**PROBLEM TO WORK ON**. Extract every line of the material that holds the string "Lines".

start SOURCE MATERIAL

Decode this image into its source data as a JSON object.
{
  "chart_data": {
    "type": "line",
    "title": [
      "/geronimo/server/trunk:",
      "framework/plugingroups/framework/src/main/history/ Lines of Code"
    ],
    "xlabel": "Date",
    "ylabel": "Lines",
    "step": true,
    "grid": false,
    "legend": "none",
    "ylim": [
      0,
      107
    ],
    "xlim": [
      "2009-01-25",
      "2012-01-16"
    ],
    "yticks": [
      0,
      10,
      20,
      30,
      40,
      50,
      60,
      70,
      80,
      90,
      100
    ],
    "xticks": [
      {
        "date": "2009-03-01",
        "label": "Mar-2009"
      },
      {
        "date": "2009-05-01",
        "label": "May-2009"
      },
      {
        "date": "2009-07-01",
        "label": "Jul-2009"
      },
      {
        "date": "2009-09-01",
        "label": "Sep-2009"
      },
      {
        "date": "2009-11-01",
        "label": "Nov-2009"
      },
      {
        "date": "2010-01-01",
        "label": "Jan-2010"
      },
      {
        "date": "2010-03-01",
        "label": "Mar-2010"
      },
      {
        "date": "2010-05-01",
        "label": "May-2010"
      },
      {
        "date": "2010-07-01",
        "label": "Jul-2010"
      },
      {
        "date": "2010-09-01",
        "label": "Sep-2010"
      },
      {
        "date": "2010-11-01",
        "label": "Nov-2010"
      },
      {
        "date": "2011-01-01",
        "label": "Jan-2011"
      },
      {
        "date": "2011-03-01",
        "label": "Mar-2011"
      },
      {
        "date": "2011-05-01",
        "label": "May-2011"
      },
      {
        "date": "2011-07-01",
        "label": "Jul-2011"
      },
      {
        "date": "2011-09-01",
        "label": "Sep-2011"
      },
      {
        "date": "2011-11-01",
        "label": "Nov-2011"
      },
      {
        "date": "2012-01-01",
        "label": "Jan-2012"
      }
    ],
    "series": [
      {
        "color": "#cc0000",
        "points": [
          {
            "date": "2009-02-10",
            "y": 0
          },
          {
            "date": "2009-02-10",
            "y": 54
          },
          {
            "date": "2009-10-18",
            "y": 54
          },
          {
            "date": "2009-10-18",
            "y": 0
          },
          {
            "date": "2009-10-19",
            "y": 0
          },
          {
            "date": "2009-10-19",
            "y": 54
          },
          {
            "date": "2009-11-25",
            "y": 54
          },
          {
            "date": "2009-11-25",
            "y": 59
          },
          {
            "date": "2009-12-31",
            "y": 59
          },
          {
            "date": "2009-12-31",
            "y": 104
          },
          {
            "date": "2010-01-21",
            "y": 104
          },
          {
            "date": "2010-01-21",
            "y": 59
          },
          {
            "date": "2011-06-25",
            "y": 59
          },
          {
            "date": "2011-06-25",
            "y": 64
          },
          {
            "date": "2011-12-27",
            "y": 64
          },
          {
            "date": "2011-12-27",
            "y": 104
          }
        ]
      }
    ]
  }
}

end SOURCE MATERIAL

**FULL OUTPUT**.
      "framework/plugingroups/framework/src/main/history/ Lines of Code"
    "ylabel": "Lines",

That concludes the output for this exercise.